:: What you will do ::
Write out each record below exactly as it appears, with no pictures.

:: Records to process ::
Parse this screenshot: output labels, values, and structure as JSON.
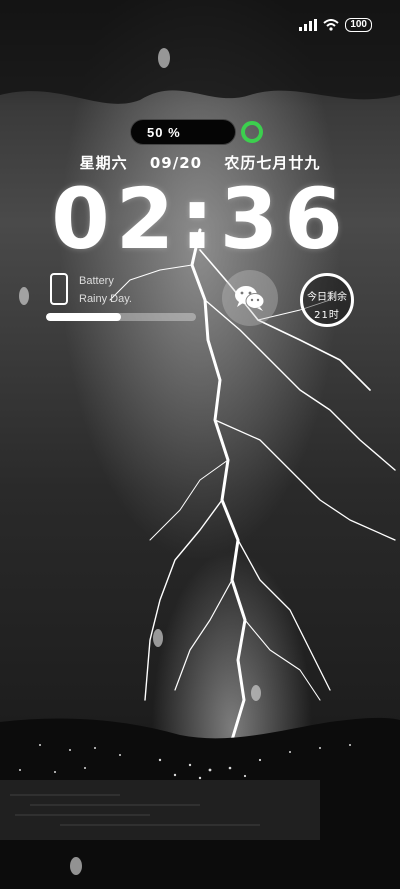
{
  "status_bar": {
    "battery": "100",
    "signal_icon": "signal-bars-icon",
    "wifi_icon": "wifi-icon"
  },
  "charge": {
    "percent_label": "50 %",
    "ring_icon": "green-ring-icon",
    "ring_color": "#3ccf4e"
  },
  "date": {
    "weekday": "星期六",
    "date": "09/20",
    "lunar": "农历七月廿九"
  },
  "clock": {
    "time": "02:36"
  },
  "battery_widget": {
    "title": "Battery",
    "subtitle": "Rainy Day.",
    "level": 0.5,
    "icon": "phone-icon"
  },
  "wechat_widget": {
    "icon": "wechat-icon"
  },
  "day_widget": {
    "line1": "今日剩余",
    "line2": "21时"
  }
}
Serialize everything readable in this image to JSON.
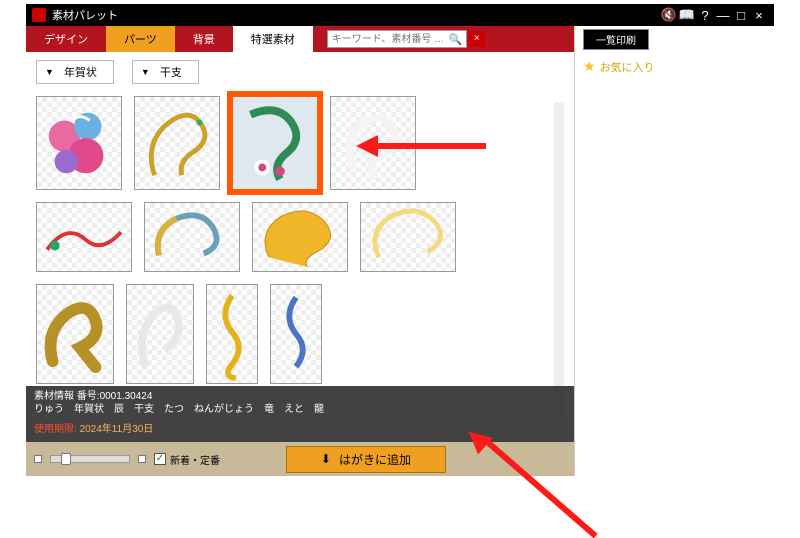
{
  "window": {
    "title": "素材パレット"
  },
  "titlebar_icons": {
    "mute": "🔇",
    "book": "📖",
    "help": "?",
    "min": "—",
    "max": "□",
    "close": "×"
  },
  "tabs": {
    "design": "デザイン",
    "parts": "パーツ",
    "background": "背景",
    "special": "特選素材"
  },
  "search": {
    "placeholder": "キーワード、素材番号 …",
    "clear": "×"
  },
  "toolbar": {
    "print_list": "一覧印刷"
  },
  "filters": {
    "category": "年賀状",
    "zodiac": "干支"
  },
  "info": {
    "number_label": "素材情報 番号:",
    "number": "0001.30424",
    "tags": "りゅう　年賀状　辰　干支　たつ　ねんがじょう　竜　えと　龍",
    "expire_label": "使用期限:",
    "expire_date": "2024年11月30日"
  },
  "bottom": {
    "checkbox_label": "新着・定番",
    "add_button": "はがきに追加",
    "download_icon": "⬇"
  },
  "favorites": {
    "title": "お気に入り"
  }
}
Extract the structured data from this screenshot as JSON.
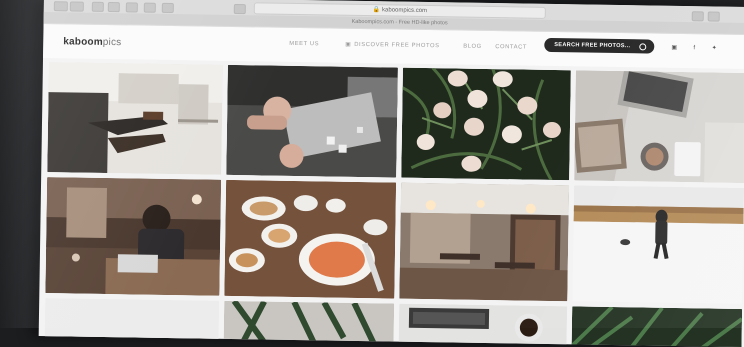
{
  "browser": {
    "url": "kaboompics.com",
    "tab_title": "Kaboompics.com - Free HD-like photos"
  },
  "site": {
    "logo_bold": "kaboom",
    "logo_light": "pics",
    "nav": {
      "meet_us": "MEET US",
      "discover": "DISCOVER FREE PHOTOS",
      "blog": "BLOG",
      "contact": "CONTACT"
    },
    "search_label": "SEARCH FREE PHOTOS...",
    "social": [
      "instagram-icon",
      "facebook-icon",
      "twitter-icon"
    ]
  },
  "photos": [
    {
      "subject": "person relaxing on sofa in living room"
    },
    {
      "subject": "hands playing board game"
    },
    {
      "subject": "easter eggs on greenery"
    },
    {
      "subject": "laptop and notebook on desk"
    },
    {
      "subject": "man working on laptop in cafe"
    },
    {
      "subject": "food dishes on wooden table"
    },
    {
      "subject": "cafe interior"
    },
    {
      "subject": "person walking dog in snow"
    },
    {
      "subject": "plant leaves"
    },
    {
      "subject": "plant leaves on table"
    },
    {
      "subject": "laptop keyboard and coffee"
    },
    {
      "subject": "palm leaves"
    }
  ]
}
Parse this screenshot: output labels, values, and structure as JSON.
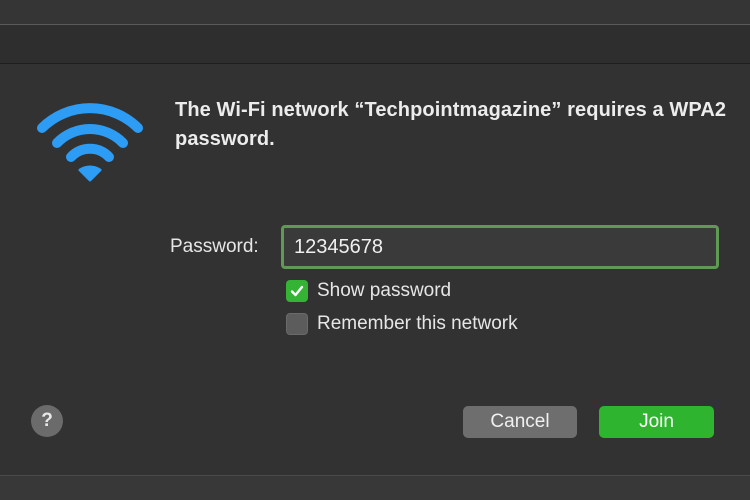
{
  "dialog": {
    "message": "The Wi-Fi network “Techpointmagazine” requires a WPA2 password.",
    "password_label": "Password:",
    "password_value": "12345678",
    "show_password": {
      "label": "Show password",
      "checked": true
    },
    "remember_network": {
      "label": "Remember this network",
      "checked": false
    },
    "help_label": "?",
    "cancel_label": "Cancel",
    "join_label": "Join"
  },
  "icons": {
    "wifi": "wifi-icon",
    "check": "checkmark-icon",
    "help": "question-mark-icon"
  },
  "colors": {
    "wifi_blue": "#2d9cf5",
    "focus_ring": "#5f9a55",
    "checkbox_checked": "#35b335",
    "join_button": "#2fb42f",
    "cancel_button": "#6e6e6e",
    "dialog_background": "#323232"
  }
}
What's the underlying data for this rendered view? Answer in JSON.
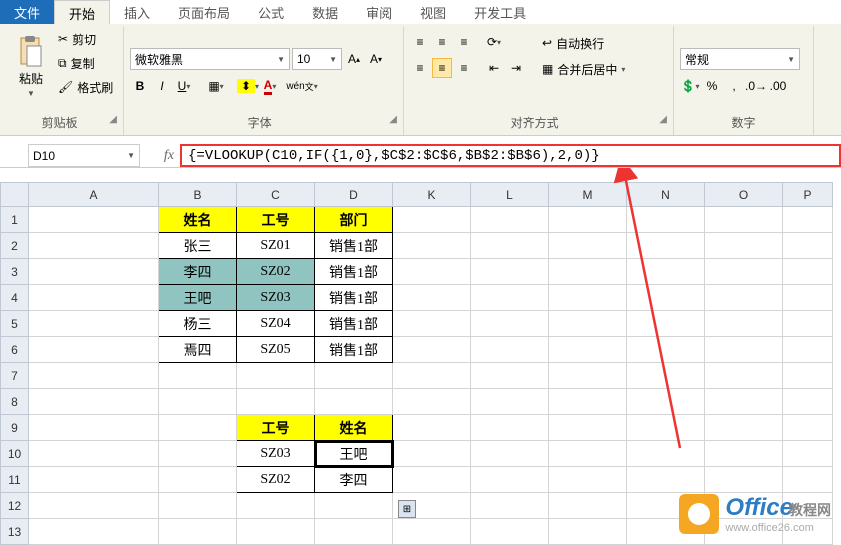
{
  "tabs": {
    "file": "文件",
    "home": "开始",
    "insert": "插入",
    "layout": "页面布局",
    "formula": "公式",
    "data": "数据",
    "review": "审阅",
    "view": "视图",
    "dev": "开发工具"
  },
  "ribbon": {
    "paste": "粘贴",
    "cut": "剪切",
    "copy": "复制",
    "painter": "格式刷",
    "font_name": "微软雅黑",
    "font_size": "10",
    "wrap": "自动换行",
    "merge": "合并后居中",
    "numfmt": "常规",
    "group_clipboard": "剪贴板",
    "group_font": "字体",
    "group_align": "对齐方式",
    "group_number": "数字"
  },
  "namebox": "D10",
  "formula": "{=VLOOKUP(C10,IF({1,0},$C$2:$C$6,$B$2:$B$6),2,0)}",
  "columns": [
    "A",
    "B",
    "C",
    "D",
    "K",
    "L",
    "M",
    "N",
    "O",
    "P"
  ],
  "rows": [
    "1",
    "2",
    "3",
    "4",
    "5",
    "6",
    "7",
    "8",
    "9",
    "10",
    "11",
    "12",
    "13"
  ],
  "table1": {
    "h1": "姓名",
    "h2": "工号",
    "h3": "部门",
    "rows": [
      [
        "张三",
        "SZ01",
        "销售1部"
      ],
      [
        "李四",
        "SZ02",
        "销售1部"
      ],
      [
        "王吧",
        "SZ03",
        "销售1部"
      ],
      [
        "杨三",
        "SZ04",
        "销售1部"
      ],
      [
        "焉四",
        "SZ05",
        "销售1部"
      ]
    ]
  },
  "table2": {
    "h1": "工号",
    "h2": "姓名",
    "rows": [
      [
        "SZ03",
        "王吧"
      ],
      [
        "SZ02",
        "李四"
      ]
    ]
  },
  "logo_text": "Office",
  "logo_sub": "教程网",
  "logo_url": "www.office26.com"
}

:: Reply to the exercise ::
Parse this screenshot: output labels, values, and structure as JSON.
{
  "status_bar": {
    "battery": "100",
    "signal_icon": "signal-bars-icon",
    "wifi_icon": "wifi-icon"
  },
  "charge": {
    "percent_label": "50 %",
    "ring_icon": "green-ring-icon",
    "ring_color": "#3ccf4e"
  },
  "date": {
    "weekday": "星期六",
    "date": "09/20",
    "lunar": "农历七月廿九"
  },
  "clock": {
    "time": "02:36"
  },
  "battery_widget": {
    "title": "Battery",
    "subtitle": "Rainy Day.",
    "level": 0.5,
    "icon": "phone-icon"
  },
  "wechat_widget": {
    "icon": "wechat-icon"
  },
  "day_widget": {
    "line1": "今日剩余",
    "line2": "21时"
  }
}
Serialize everything readable in this image to JSON.
{
  "window": {
    "title": "素材パレット"
  },
  "titlebar_icons": {
    "mute": "🔇",
    "book": "📖",
    "help": "?",
    "min": "—",
    "max": "□",
    "close": "×"
  },
  "tabs": {
    "design": "デザイン",
    "parts": "パーツ",
    "background": "背景",
    "special": "特選素材"
  },
  "search": {
    "placeholder": "キーワード、素材番号 …",
    "clear": "×"
  },
  "toolbar": {
    "print_list": "一覧印刷"
  },
  "filters": {
    "category": "年賀状",
    "zodiac": "干支"
  },
  "info": {
    "number_label": "素材情報 番号:",
    "number": "0001.30424",
    "tags": "りゅう　年賀状　辰　干支　たつ　ねんがじょう　竜　えと　龍",
    "expire_label": "使用期限:",
    "expire_date": "2024年11月30日"
  },
  "bottom": {
    "checkbox_label": "新着・定番",
    "add_button": "はがきに追加",
    "download_icon": "⬇"
  },
  "favorites": {
    "title": "お気に入り"
  }
}
Extract the structured data from this screenshot as JSON.
{
  "browser": {
    "url": "kaboompics.com",
    "tab_title": "Kaboompics.com - Free HD-like photos"
  },
  "site": {
    "logo_bold": "kaboom",
    "logo_light": "pics",
    "nav": {
      "meet_us": "MEET US",
      "discover": "DISCOVER FREE PHOTOS",
      "blog": "BLOG",
      "contact": "CONTACT"
    },
    "search_label": "SEARCH FREE PHOTOS...",
    "social": [
      "instagram-icon",
      "facebook-icon",
      "twitter-icon"
    ]
  },
  "photos": [
    {
      "subject": "person relaxing on sofa in living room"
    },
    {
      "subject": "hands playing board game"
    },
    {
      "subject": "easter eggs on greenery"
    },
    {
      "subject": "laptop and notebook on desk"
    },
    {
      "subject": "man working on laptop in cafe"
    },
    {
      "subject": "food dishes on wooden table"
    },
    {
      "subject": "cafe interior"
    },
    {
      "subject": "person walking dog in snow"
    },
    {
      "subject": "plant leaves"
    },
    {
      "subject": "plant leaves on table"
    },
    {
      "subject": "laptop keyboard and coffee"
    },
    {
      "subject": "palm leaves"
    }
  ]
}
Parse this screenshot: output labels, values, and structure as JSON.
{
  "dialog": {
    "message": "The Wi-Fi network “Techpointmagazine” requires a WPA2 password.",
    "password_label": "Password:",
    "password_value": "12345678",
    "show_password": {
      "label": "Show password",
      "checked": true
    },
    "remember_network": {
      "label": "Remember this network",
      "checked": false
    },
    "help_label": "?",
    "cancel_label": "Cancel",
    "join_label": "Join"
  },
  "icons": {
    "wifi": "wifi-icon",
    "check": "checkmark-icon",
    "help": "question-mark-icon"
  },
  "colors": {
    "wifi_blue": "#2d9cf5",
    "focus_ring": "#5f9a55",
    "checkbox_checked": "#35b335",
    "join_button": "#2fb42f",
    "cancel_button": "#6e6e6e",
    "dialog_background": "#323232"
  }
}
What's the underlying data for this rendered view? Answer in JSON.
{
  "tabs": {
    "file": "文件",
    "home": "开始",
    "insert": "插入",
    "layout": "页面布局",
    "formula": "公式",
    "data": "数据",
    "review": "审阅",
    "view": "视图",
    "dev": "开发工具"
  },
  "ribbon": {
    "paste": "粘贴",
    "cut": "剪切",
    "copy": "复制",
    "painter": "格式刷",
    "font_name": "微软雅黑",
    "font_size": "10",
    "wrap": "自动换行",
    "merge": "合并后居中",
    "numfmt": "常规",
    "group_clipboard": "剪贴板",
    "group_font": "字体",
    "group_align": "对齐方式",
    "group_number": "数字"
  },
  "namebox": "D10",
  "formula": "{=VLOOKUP(C10,IF({1,0},$C$2:$C$6,$B$2:$B$6),2,0)}",
  "columns": [
    "A",
    "B",
    "C",
    "D",
    "K",
    "L",
    "M",
    "N",
    "O",
    "P"
  ],
  "rows": [
    "1",
    "2",
    "3",
    "4",
    "5",
    "6",
    "7",
    "8",
    "9",
    "10",
    "11",
    "12",
    "13"
  ],
  "table1": {
    "h1": "姓名",
    "h2": "工号",
    "h3": "部门",
    "rows": [
      [
        "张三",
        "SZ01",
        "销售1部"
      ],
      [
        "李四",
        "SZ02",
        "销售1部"
      ],
      [
        "王吧",
        "SZ03",
        "销售1部"
      ],
      [
        "杨三",
        "SZ04",
        "销售1部"
      ],
      [
        "焉四",
        "SZ05",
        "销售1部"
      ]
    ]
  },
  "table2": {
    "h1": "工号",
    "h2": "姓名",
    "rows": [
      [
        "SZ03",
        "王吧"
      ],
      [
        "SZ02",
        "李四"
      ]
    ]
  },
  "logo_text": "Office",
  "logo_sub": "教程网",
  "logo_url": "www.office26.com"
}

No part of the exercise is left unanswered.